• **Document passage**:
<<<<
Chrome Auto-Update (and others) fail across multiple machines

ShakataGaNai
New Contributor III

I have a small fleet of OSX machines (~40) running everything from 10.9 to 10.11. On roughly half the machines, Chrome auto-update fails. Specifically, a disk image mounts on the users desktop and the dmg window opens for the user. It's like they download and opened the DMG file, but they did not. It will happen at random intervals but some users have seen this happen as many as 6 times a day (and the open disk images will just keep stacking up on their desktop). I can't find any commonalities of these machines, not even all the copies of Chrome were installed via JAMF (some were downloaded direct, some installed via brew).

The machines run a variety of versions of OSX (as noted), various versions of Chrome, some of them are in office where as others are remote. We do run Sophos Cloud which I've tried disabling on some machines with no change. Most of these machines were pre-Casper Suite, so they weren't imaged (though some were).

I would just blow away Chrome and see about starting over, but I'm also seeing strange issues occur with Adobe Creative Cloud (machines being either unable to install, or the self-update mechanism failing repeatedly).
>>>>
• **What this task involves**: Using the post about Chrome auto-update failures, decide whether each statement agrees with it, answering yes or no and quoting the words that decide it: 1. Disabling Sophos Cloud on some machines stopped the problem. 2. Every copy of Chrome on the machines was installed via JAMF. 3. Some users have seen the disk image problem happen as many as six times a day. The rows that come next have no connection to the post about Chrome auto-update failures.

• **Data excerpts**:
<<<<
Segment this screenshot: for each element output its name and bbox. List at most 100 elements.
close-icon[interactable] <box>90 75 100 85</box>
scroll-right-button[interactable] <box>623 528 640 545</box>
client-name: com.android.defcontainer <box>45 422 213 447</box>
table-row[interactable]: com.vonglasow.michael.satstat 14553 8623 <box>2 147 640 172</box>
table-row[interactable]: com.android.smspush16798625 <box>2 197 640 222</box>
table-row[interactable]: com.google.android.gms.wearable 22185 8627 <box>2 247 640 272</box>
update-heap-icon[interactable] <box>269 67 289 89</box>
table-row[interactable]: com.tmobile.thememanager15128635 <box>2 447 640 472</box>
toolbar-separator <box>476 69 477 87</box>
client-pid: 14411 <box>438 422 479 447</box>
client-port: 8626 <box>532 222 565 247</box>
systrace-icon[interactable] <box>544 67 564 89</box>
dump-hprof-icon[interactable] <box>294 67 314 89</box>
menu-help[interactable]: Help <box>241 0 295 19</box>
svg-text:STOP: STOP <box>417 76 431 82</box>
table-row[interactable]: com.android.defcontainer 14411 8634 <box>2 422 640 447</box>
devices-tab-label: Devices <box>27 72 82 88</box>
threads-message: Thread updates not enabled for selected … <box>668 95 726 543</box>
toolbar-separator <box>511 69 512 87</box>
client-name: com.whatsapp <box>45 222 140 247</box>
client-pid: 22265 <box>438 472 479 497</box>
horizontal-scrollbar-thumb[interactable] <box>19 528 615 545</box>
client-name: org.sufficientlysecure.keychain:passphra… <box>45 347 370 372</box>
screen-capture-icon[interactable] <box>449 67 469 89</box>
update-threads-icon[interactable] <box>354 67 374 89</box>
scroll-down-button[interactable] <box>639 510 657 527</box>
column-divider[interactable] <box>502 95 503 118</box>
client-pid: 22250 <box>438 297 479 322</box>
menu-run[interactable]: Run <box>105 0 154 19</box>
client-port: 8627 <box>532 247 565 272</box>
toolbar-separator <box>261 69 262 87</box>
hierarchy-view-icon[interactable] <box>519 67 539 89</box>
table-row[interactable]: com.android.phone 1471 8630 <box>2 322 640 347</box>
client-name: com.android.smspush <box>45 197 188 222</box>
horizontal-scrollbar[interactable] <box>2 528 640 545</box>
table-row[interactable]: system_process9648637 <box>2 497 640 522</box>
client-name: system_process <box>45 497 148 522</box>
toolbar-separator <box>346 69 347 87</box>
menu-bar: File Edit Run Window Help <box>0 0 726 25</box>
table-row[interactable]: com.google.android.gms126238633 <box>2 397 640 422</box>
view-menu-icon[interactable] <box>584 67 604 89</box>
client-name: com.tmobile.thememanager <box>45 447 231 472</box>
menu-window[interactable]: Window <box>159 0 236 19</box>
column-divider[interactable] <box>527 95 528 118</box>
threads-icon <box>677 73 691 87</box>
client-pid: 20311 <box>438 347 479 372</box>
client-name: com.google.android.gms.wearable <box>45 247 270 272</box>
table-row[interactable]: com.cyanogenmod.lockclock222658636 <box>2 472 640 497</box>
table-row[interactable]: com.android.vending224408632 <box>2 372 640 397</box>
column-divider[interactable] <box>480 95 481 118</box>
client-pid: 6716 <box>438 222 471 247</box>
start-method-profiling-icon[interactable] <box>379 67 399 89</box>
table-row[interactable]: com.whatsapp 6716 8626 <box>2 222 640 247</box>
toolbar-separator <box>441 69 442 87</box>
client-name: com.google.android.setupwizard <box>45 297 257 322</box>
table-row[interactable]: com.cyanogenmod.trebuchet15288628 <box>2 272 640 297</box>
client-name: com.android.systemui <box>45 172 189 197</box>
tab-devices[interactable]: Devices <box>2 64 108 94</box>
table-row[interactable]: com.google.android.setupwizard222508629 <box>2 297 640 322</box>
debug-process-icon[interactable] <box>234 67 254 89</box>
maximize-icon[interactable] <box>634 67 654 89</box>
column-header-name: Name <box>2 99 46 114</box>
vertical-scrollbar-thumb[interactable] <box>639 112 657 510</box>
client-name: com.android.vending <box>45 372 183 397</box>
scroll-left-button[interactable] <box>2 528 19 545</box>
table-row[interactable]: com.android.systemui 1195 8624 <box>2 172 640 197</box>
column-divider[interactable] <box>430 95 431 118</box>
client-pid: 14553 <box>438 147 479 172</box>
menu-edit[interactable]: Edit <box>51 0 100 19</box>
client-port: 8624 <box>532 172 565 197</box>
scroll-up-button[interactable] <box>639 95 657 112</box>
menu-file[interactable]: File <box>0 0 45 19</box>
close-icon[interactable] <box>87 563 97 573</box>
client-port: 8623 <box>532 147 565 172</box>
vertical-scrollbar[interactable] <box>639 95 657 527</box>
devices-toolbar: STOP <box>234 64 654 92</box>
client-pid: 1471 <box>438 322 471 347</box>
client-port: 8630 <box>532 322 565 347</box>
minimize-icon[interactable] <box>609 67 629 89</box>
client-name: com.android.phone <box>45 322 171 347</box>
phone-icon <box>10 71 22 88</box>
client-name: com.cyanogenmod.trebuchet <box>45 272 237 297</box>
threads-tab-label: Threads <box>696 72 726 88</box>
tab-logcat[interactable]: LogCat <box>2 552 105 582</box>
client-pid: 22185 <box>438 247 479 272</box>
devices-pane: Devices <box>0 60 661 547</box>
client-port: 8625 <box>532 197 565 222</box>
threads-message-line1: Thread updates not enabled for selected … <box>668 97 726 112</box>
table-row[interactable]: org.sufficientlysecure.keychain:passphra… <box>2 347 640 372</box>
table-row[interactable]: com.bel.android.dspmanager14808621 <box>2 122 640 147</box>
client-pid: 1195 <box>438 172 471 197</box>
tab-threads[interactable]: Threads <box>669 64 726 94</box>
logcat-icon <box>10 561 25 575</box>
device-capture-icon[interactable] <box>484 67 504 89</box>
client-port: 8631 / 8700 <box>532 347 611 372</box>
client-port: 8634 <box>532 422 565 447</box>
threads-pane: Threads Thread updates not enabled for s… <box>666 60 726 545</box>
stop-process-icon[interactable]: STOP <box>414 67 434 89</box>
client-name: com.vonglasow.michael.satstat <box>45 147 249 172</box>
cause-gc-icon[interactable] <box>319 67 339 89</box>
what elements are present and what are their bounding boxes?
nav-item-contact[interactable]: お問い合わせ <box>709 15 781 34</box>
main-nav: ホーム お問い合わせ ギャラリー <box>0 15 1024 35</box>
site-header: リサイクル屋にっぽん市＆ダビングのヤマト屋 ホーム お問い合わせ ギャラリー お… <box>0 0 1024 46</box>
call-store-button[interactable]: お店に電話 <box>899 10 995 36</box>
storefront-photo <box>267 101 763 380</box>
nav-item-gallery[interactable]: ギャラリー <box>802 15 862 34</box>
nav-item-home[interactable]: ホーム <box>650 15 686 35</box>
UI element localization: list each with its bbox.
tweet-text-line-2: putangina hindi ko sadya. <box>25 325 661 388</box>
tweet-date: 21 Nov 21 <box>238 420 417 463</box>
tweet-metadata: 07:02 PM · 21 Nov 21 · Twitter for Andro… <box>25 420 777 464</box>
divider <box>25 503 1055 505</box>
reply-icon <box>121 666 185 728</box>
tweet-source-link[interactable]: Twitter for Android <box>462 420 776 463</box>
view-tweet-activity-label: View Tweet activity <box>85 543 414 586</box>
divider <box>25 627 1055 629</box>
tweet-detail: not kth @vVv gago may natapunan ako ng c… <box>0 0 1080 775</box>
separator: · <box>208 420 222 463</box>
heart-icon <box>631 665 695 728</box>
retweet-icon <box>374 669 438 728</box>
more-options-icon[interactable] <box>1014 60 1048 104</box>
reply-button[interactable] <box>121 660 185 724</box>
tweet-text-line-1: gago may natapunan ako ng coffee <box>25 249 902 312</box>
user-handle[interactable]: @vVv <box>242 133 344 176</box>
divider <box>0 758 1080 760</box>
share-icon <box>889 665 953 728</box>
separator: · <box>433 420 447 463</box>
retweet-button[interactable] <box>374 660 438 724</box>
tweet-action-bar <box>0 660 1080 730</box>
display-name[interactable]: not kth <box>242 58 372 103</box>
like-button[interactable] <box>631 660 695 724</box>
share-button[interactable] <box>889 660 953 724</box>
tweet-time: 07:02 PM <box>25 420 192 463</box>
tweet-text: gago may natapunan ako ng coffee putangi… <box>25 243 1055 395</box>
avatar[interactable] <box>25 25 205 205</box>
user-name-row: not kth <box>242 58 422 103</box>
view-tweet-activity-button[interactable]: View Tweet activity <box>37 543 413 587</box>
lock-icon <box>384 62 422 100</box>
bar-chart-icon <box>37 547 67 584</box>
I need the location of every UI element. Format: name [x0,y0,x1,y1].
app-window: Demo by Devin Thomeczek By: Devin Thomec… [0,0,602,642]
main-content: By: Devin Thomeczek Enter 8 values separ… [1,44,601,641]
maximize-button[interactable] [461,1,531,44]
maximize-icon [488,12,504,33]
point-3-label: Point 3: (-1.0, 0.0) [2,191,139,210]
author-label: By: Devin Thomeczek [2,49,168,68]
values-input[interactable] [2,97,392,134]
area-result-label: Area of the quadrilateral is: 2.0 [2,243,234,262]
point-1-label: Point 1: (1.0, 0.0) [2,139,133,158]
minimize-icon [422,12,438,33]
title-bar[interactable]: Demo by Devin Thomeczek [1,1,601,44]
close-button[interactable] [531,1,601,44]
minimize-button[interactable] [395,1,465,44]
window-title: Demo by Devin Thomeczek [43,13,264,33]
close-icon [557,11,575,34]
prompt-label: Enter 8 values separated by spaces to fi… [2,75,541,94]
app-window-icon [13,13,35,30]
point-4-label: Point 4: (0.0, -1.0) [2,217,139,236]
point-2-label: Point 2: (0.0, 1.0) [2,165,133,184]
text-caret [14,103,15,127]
>>>>
• **Task response**:
1. No: "I've tried disabling on some machines with no change."
2. No: "not even all the copies of Chrome were installed via JAMF"
3. Yes: "some users have seen this happen as many as 6 times a day"